** begin **

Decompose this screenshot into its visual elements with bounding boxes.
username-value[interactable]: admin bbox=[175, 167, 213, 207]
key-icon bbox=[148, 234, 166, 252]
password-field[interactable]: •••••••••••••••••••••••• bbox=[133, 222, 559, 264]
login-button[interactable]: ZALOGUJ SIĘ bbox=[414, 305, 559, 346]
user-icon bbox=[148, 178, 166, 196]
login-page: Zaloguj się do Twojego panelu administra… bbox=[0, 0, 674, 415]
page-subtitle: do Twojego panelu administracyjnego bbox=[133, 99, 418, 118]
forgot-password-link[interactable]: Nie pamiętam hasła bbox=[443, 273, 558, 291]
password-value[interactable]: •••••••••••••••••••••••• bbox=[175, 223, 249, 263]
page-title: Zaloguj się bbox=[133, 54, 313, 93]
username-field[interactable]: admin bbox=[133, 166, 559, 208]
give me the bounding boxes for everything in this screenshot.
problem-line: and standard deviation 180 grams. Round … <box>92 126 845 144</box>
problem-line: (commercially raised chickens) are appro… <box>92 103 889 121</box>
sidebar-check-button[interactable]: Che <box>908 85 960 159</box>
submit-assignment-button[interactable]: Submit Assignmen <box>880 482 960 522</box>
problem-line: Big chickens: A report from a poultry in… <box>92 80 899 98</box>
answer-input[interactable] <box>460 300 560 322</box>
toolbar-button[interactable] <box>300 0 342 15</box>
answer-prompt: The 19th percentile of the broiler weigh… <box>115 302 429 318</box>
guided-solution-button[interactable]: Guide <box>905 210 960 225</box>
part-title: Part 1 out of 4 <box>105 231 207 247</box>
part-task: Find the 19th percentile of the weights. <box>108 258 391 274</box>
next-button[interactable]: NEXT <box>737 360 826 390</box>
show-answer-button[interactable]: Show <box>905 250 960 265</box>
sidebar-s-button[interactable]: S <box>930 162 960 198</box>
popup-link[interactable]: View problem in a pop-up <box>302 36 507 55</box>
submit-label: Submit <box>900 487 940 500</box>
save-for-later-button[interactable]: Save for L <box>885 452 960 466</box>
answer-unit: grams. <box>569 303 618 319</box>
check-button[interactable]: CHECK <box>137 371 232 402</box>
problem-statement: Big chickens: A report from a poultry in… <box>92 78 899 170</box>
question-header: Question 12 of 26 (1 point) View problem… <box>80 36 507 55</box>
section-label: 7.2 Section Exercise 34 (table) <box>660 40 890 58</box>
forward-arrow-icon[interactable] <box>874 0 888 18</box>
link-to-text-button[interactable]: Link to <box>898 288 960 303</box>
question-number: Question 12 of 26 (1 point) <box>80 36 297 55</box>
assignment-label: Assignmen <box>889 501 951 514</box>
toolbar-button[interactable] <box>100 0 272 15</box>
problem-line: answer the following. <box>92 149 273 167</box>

** end **

- _Stated task_
Retype every line of the listing above verbatim. Keep each character, space, and bounding-box value unchanged.

- _Complete response_
Decompose this screenshot into its visual elements with bounding boxes.
username-value[interactable]: admin bbox=[175, 167, 213, 207]
key-icon bbox=[148, 234, 166, 252]
password-field[interactable]: •••••••••••••••••••••••• bbox=[133, 222, 559, 264]
login-button[interactable]: ZALOGUJ SIĘ bbox=[414, 305, 559, 346]
user-icon bbox=[148, 178, 166, 196]
login-page: Zaloguj się do Twojego panelu administra… bbox=[0, 0, 674, 415]
page-subtitle: do Twojego panelu administracyjnego bbox=[133, 99, 418, 118]
forgot-password-link[interactable]: Nie pamiętam hasła bbox=[443, 273, 558, 291]
password-value[interactable]: •••••••••••••••••••••••• bbox=[175, 223, 249, 263]
page-title: Zaloguj się bbox=[133, 54, 313, 93]
username-field[interactable]: admin bbox=[133, 166, 559, 208]
give me the bounding boxes for everything in this screenshot.
problem-line: and standard deviation 180 grams. Round … <box>92 126 845 144</box>
problem-line: (commercially raised chickens) are appro… <box>92 103 889 121</box>
sidebar-check-button[interactable]: Che <box>908 85 960 159</box>
submit-assignment-button[interactable]: Submit Assignmen <box>880 482 960 522</box>
problem-line: Big chickens: A report from a poultry in… <box>92 80 899 98</box>
answer-input[interactable] <box>460 300 560 322</box>
toolbar-button[interactable] <box>300 0 342 15</box>
answer-prompt: The 19th percentile of the broiler weigh… <box>115 302 429 318</box>
guided-solution-button[interactable]: Guide <box>905 210 960 225</box>
part-title: Part 1 out of 4 <box>105 231 207 247</box>
part-task: Find the 19th percentile of the weights. <box>108 258 391 274</box>
next-button[interactable]: NEXT <box>737 360 826 390</box>
show-answer-button[interactable]: Show <box>905 250 960 265</box>
sidebar-s-button[interactable]: S <box>930 162 960 198</box>
popup-link[interactable]: View problem in a pop-up <box>302 36 507 55</box>
submit-label: Submit <box>900 487 940 500</box>
save-for-later-button[interactable]: Save for L <box>885 452 960 466</box>
answer-unit: grams. <box>569 303 618 319</box>
check-button[interactable]: CHECK <box>137 371 232 402</box>
problem-statement: Big chickens: A report from a poultry in… <box>92 78 899 170</box>
question-header: Question 12 of 26 (1 point) View problem… <box>80 36 507 55</box>
section-label: 7.2 Section Exercise 34 (table) <box>660 40 890 58</box>
forward-arrow-icon[interactable] <box>874 0 888 18</box>
link-to-text-button[interactable]: Link to <box>898 288 960 303</box>
question-number: Question 12 of 26 (1 point) <box>80 36 297 55</box>
assignment-label: Assignmen <box>889 501 951 514</box>
toolbar-button[interactable] <box>100 0 272 15</box>
problem-line: answer the following. <box>92 149 273 167</box>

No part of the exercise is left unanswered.